Work to complete ->
Give all of the lines again exactly as they read.

Recorded information ->
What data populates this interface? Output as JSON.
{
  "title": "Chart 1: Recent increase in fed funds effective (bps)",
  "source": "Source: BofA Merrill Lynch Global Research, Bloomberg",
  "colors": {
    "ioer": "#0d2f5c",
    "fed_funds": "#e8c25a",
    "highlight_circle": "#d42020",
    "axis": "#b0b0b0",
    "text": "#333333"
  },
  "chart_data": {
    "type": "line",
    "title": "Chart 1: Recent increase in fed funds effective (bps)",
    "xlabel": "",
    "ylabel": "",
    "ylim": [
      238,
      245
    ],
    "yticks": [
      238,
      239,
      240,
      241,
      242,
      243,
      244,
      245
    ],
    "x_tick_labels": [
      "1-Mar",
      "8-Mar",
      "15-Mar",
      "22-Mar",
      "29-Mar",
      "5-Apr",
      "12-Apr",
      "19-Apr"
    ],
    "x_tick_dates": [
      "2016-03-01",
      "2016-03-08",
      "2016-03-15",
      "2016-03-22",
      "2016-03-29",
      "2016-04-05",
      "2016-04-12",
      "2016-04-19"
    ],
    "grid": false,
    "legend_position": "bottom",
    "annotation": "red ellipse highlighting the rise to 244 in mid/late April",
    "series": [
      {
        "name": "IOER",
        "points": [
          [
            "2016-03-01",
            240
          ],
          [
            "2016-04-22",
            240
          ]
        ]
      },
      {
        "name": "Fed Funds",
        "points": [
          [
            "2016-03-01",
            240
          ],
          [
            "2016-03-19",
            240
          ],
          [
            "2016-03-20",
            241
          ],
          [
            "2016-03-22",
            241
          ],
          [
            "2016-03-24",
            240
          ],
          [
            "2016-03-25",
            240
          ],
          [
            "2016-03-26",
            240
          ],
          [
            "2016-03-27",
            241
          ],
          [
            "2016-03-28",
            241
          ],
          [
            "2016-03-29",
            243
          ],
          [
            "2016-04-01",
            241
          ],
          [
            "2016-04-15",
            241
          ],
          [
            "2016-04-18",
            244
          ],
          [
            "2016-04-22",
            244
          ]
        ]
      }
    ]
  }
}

Response below ->
What data populates this interface? Output as JSON.
{
  "title": "Chart 1: Recent increase in fed funds effective (bps)",
  "source": "Source: BofA Merrill Lynch Global Research, Bloomberg",
  "colors": {
    "ioer": "#0d2f5c",
    "fed_funds": "#e8c25a",
    "highlight_circle": "#d42020",
    "axis": "#b0b0b0",
    "text": "#333333"
  },
  "chart_data": {
    "type": "line",
    "title": "Chart 1: Recent increase in fed funds effective (bps)",
    "xlabel": "",
    "ylabel": "",
    "ylim": [
      238,
      245
    ],
    "yticks": [
      238,
      239,
      240,
      241,
      242,
      243,
      244,
      245
    ],
    "x_tick_labels": [
      "1-Mar",
      "8-Mar",
      "15-Mar",
      "22-Mar",
      "29-Mar",
      "5-Apr",
      "12-Apr",
      "19-Apr"
    ],
    "x_tick_dates": [
      "2016-03-01",
      "2016-03-08",
      "2016-03-15",
      "2016-03-22",
      "2016-03-29",
      "2016-04-05",
      "2016-04-12",
      "2016-04-19"
    ],
    "grid": false,
    "legend_position": "bottom",
    "annotation": "red ellipse highlighting the rise to 244 in mid/late April",
    "series": [
      {
        "name": "IOER",
        "points": [
          [
            "2016-03-01",
            240
          ],
          [
            "2016-04-22",
            240
          ]
        ]
      },
      {
        "name": "Fed Funds",
        "points": [
          [
            "2016-03-01",
            240
          ],
          [
            "2016-03-19",
            240
          ],
          [
            "2016-03-20",
            241
          ],
          [
            "2016-03-22",
            241
          ],
          [
            "2016-03-24",
            240
          ],
          [
            "2016-03-25",
            240
          ],
          [
            "2016-03-26",
            240
          ],
          [
            "2016-03-27",
            241
          ],
          [
            "2016-03-28",
            241
          ],
          [
            "2016-03-29",
            243
          ],
          [
            "2016-04-01",
            241
          ],
          [
            "2016-04-15",
            241
          ],
          [
            "2016-04-18",
            244
          ],
          [
            "2016-04-22",
            244
          ]
        ]
      }
    ]
  }
}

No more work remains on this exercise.